>> Start MATERIAL FOR THIS EXERCISE

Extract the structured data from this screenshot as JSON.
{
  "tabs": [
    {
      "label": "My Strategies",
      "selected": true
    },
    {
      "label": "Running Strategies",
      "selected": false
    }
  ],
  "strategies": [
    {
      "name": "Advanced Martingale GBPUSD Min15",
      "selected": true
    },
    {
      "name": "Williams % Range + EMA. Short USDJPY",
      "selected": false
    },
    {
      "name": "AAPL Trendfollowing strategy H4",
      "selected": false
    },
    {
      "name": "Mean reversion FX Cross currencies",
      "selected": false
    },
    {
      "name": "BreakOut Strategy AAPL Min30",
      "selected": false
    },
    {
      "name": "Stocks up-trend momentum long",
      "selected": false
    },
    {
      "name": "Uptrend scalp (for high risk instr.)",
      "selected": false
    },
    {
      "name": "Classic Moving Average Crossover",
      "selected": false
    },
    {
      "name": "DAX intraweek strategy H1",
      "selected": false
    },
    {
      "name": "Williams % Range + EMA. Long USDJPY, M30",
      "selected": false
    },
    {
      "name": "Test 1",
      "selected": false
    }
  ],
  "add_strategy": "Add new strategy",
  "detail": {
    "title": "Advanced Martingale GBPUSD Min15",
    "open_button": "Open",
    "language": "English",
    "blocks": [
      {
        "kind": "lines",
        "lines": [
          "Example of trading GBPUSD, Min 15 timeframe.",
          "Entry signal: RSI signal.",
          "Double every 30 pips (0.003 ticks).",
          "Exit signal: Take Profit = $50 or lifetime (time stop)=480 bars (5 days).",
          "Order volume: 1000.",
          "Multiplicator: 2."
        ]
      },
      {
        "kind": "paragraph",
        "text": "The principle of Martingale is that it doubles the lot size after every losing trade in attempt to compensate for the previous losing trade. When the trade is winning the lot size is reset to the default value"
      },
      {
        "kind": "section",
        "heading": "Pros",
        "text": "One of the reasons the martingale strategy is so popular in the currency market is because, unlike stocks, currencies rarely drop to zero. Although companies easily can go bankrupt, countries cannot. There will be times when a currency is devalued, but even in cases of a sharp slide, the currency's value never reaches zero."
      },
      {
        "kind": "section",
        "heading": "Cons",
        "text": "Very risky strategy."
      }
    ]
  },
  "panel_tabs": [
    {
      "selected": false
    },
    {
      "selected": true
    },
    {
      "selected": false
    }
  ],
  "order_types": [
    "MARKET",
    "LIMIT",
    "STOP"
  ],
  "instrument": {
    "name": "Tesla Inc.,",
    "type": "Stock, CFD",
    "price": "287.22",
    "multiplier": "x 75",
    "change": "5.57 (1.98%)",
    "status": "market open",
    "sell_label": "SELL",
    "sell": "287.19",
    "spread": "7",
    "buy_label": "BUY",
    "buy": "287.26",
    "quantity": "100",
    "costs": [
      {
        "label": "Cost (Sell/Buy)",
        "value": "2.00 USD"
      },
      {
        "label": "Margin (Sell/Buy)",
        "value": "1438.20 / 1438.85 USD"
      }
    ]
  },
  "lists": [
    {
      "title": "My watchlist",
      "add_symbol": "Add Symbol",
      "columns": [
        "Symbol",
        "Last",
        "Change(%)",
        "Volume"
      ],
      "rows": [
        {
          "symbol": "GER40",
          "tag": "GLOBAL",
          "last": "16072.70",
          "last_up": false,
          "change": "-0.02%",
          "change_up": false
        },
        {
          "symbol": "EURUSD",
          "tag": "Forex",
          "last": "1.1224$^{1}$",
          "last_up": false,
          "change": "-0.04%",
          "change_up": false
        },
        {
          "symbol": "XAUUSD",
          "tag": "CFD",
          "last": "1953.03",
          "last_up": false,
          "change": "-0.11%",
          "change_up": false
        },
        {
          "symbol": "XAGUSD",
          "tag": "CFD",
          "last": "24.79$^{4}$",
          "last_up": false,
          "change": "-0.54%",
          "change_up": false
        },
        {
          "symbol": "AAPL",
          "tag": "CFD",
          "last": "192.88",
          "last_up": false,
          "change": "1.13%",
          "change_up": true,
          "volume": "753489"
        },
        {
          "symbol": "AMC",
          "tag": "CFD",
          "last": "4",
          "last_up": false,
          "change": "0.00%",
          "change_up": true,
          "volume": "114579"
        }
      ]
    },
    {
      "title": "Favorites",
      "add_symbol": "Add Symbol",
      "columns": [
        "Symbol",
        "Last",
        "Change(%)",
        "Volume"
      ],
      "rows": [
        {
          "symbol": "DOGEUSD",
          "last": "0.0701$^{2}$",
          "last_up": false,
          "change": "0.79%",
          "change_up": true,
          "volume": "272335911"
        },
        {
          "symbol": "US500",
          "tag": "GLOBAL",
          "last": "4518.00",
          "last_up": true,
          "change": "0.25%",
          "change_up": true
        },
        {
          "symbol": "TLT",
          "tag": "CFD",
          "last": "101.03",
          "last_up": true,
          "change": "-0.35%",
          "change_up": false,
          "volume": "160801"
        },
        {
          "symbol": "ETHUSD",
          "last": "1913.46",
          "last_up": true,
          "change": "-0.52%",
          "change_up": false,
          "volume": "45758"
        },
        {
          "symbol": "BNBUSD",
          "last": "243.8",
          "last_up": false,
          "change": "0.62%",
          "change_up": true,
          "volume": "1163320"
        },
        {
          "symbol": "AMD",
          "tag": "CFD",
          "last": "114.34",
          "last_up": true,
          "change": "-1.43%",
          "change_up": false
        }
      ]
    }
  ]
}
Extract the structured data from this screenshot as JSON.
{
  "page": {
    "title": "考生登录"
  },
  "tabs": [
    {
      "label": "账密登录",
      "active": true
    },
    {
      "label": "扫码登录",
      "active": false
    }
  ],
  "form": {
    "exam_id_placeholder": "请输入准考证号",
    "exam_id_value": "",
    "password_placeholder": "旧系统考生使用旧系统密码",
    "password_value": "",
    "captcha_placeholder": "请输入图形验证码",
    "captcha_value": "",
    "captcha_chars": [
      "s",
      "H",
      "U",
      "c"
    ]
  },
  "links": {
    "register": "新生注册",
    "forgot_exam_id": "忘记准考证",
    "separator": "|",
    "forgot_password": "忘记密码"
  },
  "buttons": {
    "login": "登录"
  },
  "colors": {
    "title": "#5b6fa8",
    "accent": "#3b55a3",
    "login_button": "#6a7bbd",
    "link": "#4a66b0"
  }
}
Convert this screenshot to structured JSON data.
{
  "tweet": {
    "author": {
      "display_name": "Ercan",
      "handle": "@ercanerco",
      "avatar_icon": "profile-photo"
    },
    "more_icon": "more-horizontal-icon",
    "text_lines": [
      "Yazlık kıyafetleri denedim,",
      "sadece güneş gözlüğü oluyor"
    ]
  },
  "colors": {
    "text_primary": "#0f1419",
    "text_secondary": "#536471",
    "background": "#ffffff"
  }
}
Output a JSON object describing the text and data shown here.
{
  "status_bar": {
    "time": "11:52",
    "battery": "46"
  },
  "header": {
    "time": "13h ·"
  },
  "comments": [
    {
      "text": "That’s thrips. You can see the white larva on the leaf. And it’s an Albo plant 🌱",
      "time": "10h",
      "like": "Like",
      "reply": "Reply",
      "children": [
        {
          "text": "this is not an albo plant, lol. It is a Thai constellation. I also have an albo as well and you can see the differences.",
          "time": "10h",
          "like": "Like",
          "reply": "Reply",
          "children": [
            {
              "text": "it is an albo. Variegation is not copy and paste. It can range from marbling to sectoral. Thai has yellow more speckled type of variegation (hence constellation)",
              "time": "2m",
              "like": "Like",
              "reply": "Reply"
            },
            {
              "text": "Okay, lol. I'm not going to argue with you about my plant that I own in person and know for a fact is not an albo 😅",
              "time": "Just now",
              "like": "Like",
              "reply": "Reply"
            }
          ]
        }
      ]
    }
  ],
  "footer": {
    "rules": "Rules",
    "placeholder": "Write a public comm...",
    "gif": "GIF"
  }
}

>> End MATERIAL FOR THIS EXERCISE

DESCRIPTION OF THE TASK: The records above should all be quoted exactly, please.

EXPECTED ANSWER:
Extract the structured data from this screenshot as JSON.
{
  "tabs": [
    {
      "label": "My Strategies",
      "selected": true
    },
    {
      "label": "Running Strategies",
      "selected": false
    }
  ],
  "strategies": [
    {
      "name": "Advanced Martingale GBPUSD Min15",
      "selected": true
    },
    {
      "name": "Williams % Range + EMA. Short USDJPY",
      "selected": false
    },
    {
      "name": "AAPL Trendfollowing strategy H4",
      "selected": false
    },
    {
      "name": "Mean reversion FX Cross currencies",
      "selected": false
    },
    {
      "name": "BreakOut Strategy AAPL Min30",
      "selected": false
    },
    {
      "name": "Stocks up-trend momentum long",
      "selected": false
    },
    {
      "name": "Uptrend scalp (for high risk instr.)",
      "selected": false
    },
    {
      "name": "Classic Moving Average Crossover",
      "selected": false
    },
    {
      "name": "DAX intraweek strategy H1",
      "selected": false
    },
    {
      "name": "Williams % Range + EMA. Long USDJPY, M30",
      "selected": false
    },
    {
      "name": "Test 1",
      "selected": false
    }
  ],
  "add_strategy": "Add new strategy",
  "detail": {
    "title": "Advanced Martingale GBPUSD Min15",
    "open_button": "Open",
    "language": "English",
    "blocks": [
      {
        "kind": "lines",
        "lines": [
          "Example of trading GBPUSD, Min 15 timeframe.",
          "Entry signal: RSI signal.",
          "Double every 30 pips (0.003 ticks).",
          "Exit signal: Take Profit = $50 or lifetime (time stop)=480 bars (5 days).",
          "Order volume: 1000.",
          "Multiplicator: 2."
        ]
      },
      {
        "kind": "paragraph",
        "text": "The principle of Martingale is that it doubles the lot size after every losing trade in attempt to compensate for the previous losing trade. When the trade is winning the lot size is reset to the default value"
      },
      {
        "kind": "section",
        "heading": "Pros",
        "text": "One of the reasons the martingale strategy is so popular in the currency market is because, unlike stocks, currencies rarely drop to zero. Although companies easily can go bankrupt, countries cannot. There will be times when a currency is devalued, but even in cases of a sharp slide, the currency's value never reaches zero."
      },
      {
        "kind": "section",
        "heading": "Cons",
        "text": "Very risky strategy."
      }
    ]
  },
  "panel_tabs": [
    {
      "selected": false
    },
    {
      "selected": true
    },
    {
      "selected": false
    }
  ],
  "order_types": [
    "MARKET",
    "LIMIT",
    "STOP"
  ],
  "instrument": {
    "name": "Tesla Inc.,",
    "type": "Stock, CFD",
    "price": "287.22",
    "multiplier": "x 75",
    "change": "5.57 (1.98%)",
    "status": "market open",
    "sell_label": "SELL",
    "sell": "287.19",
    "spread": "7",
    "buy_label": "BUY",
    "buy": "287.26",
    "quantity": "100",
    "costs": [
      {
        "label": "Cost (Sell/Buy)",
        "value": "2.00 USD"
      },
      {
        "label": "Margin (Sell/Buy)",
        "value": "1438.20 / 1438.85 USD"
      }
    ]
  },
  "lists": [
    {
      "title": "My watchlist",
      "add_symbol": "Add Symbol",
      "columns": [
        "Symbol",
        "Last",
        "Change(%)",
        "Volume"
      ],
      "rows": [
        {
          "symbol": "GER40",
          "tag": "GLOBAL",
          "last": "16072.70",
          "last_up": false,
          "change": "-0.02%",
          "change_up": false
        },
        {
          "symbol": "EURUSD",
          "tag": "Forex",
          "last": "1.1224$^{1}$",
          "last_up": false,
          "change": "-0.04%",
          "change_up": false
        },
        {
          "symbol": "XAUUSD",
          "tag": "CFD",
          "last": "1953.03",
          "last_up": false,
          "change": "-0.11%",
          "change_up": false
        },
        {
          "symbol": "XAGUSD",
          "tag": "CFD",
          "last": "24.79$^{4}$",
          "last_up": false,
          "change": "-0.54%",
          "change_up": false
        },
        {
          "symbol": "AAPL",
          "tag": "CFD",
          "last": "192.88",
          "last_up": false,
          "change": "1.13%",
          "change_up": true,
          "volume": "753489"
        },
        {
          "symbol": "AMC",
          "tag": "CFD",
          "last": "4",
          "last_up": false,
          "change": "0.00%",
          "change_up": true,
          "volume": "114579"
        }
      ]
    },
    {
      "title": "Favorites",
      "add_symbol": "Add Symbol",
      "columns": [
        "Symbol",
        "Last",
        "Change(%)",
        "Volume"
      ],
      "rows": [
        {
          "symbol": "DOGEUSD",
          "last": "0.0701$^{2}$",
          "last_up": false,
          "change": "0.79%",
          "change_up": true,
          "volume": "272335911"
        },
        {
          "symbol": "US500",
          "tag": "GLOBAL",
          "last": "4518.00",
          "last_up": true,
          "change": "0.25%",
          "change_up": true
        },
        {
          "symbol": "TLT",
          "tag": "CFD",
          "last": "101.03",
          "last_up": true,
          "change": "-0.35%",
          "change_up": false,
          "volume": "160801"
        },
        {
          "symbol": "ETHUSD",
          "last": "1913.46",
          "last_up": true,
          "change": "-0.52%",
          "change_up": false,
          "volume": "45758"
        },
        {
          "symbol": "BNBUSD",
          "last": "243.8",
          "last_up": false,
          "change": "0.62%",
          "change_up": true,
          "volume": "1163320"
        },
        {
          "symbol": "AMD",
          "tag": "CFD",
          "last": "114.34",
          "last_up": true,
          "change": "-1.43%",
          "change_up": false
        }
      ]
    }
  ]
}
Extract the structured data from this screenshot as JSON.
{
  "page": {
    "title": "考生登录"
  },
  "tabs": [
    {
      "label": "账密登录",
      "active": true
    },
    {
      "label": "扫码登录",
      "active": false
    }
  ],
  "form": {
    "exam_id_placeholder": "请输入准考证号",
    "exam_id_value": "",
    "password_placeholder": "旧系统考生使用旧系统密码",
    "password_value": "",
    "captcha_placeholder": "请输入图形验证码",
    "captcha_value": "",
    "captcha_chars": [
      "s",
      "H",
      "U",
      "c"
    ]
  },
  "links": {
    "register": "新生注册",
    "forgot_exam_id": "忘记准考证",
    "separator": "|",
    "forgot_password": "忘记密码"
  },
  "buttons": {
    "login": "登录"
  },
  "colors": {
    "title": "#5b6fa8",
    "accent": "#3b55a3",
    "login_button": "#6a7bbd",
    "link": "#4a66b0"
  }
}
Convert this screenshot to structured JSON data.
{
  "tweet": {
    "author": {
      "display_name": "Ercan",
      "handle": "@ercanerco",
      "avatar_icon": "profile-photo"
    },
    "more_icon": "more-horizontal-icon",
    "text_lines": [
      "Yazlık kıyafetleri denedim,",
      "sadece güneş gözlüğü oluyor"
    ]
  },
  "colors": {
    "text_primary": "#0f1419",
    "text_secondary": "#536471",
    "background": "#ffffff"
  }
}
Output a JSON object describing the text and data shown here.
{
  "status_bar": {
    "time": "11:52",
    "battery": "46"
  },
  "header": {
    "time": "13h ·"
  },
  "comments": [
    {
      "text": "That’s thrips. You can see the white larva on the leaf. And it’s an Albo plant 🌱",
      "time": "10h",
      "like": "Like",
      "reply": "Reply",
      "children": [
        {
          "text": "this is not an albo plant, lol. It is a Thai constellation. I also have an albo as well and you can see the differences.",
          "time": "10h",
          "like": "Like",
          "reply": "Reply",
          "children": [
            {
              "text": "it is an albo. Variegation is not copy and paste. It can range from marbling to sectoral. Thai has yellow more speckled type of variegation (hence constellation)",
              "time": "2m",
              "like": "Like",
              "reply": "Reply"
            },
            {
              "text": "Okay, lol. I'm not going to argue with you about my plant that I own in person and know for a fact is not an albo 😅",
              "time": "Just now",
              "like": "Like",
              "reply": "Reply"
            }
          ]
        }
      ]
    }
  ],
  "footer": {
    "rules": "Rules",
    "placeholder": "Write a public comm...",
    "gif": "GIF"
  }
}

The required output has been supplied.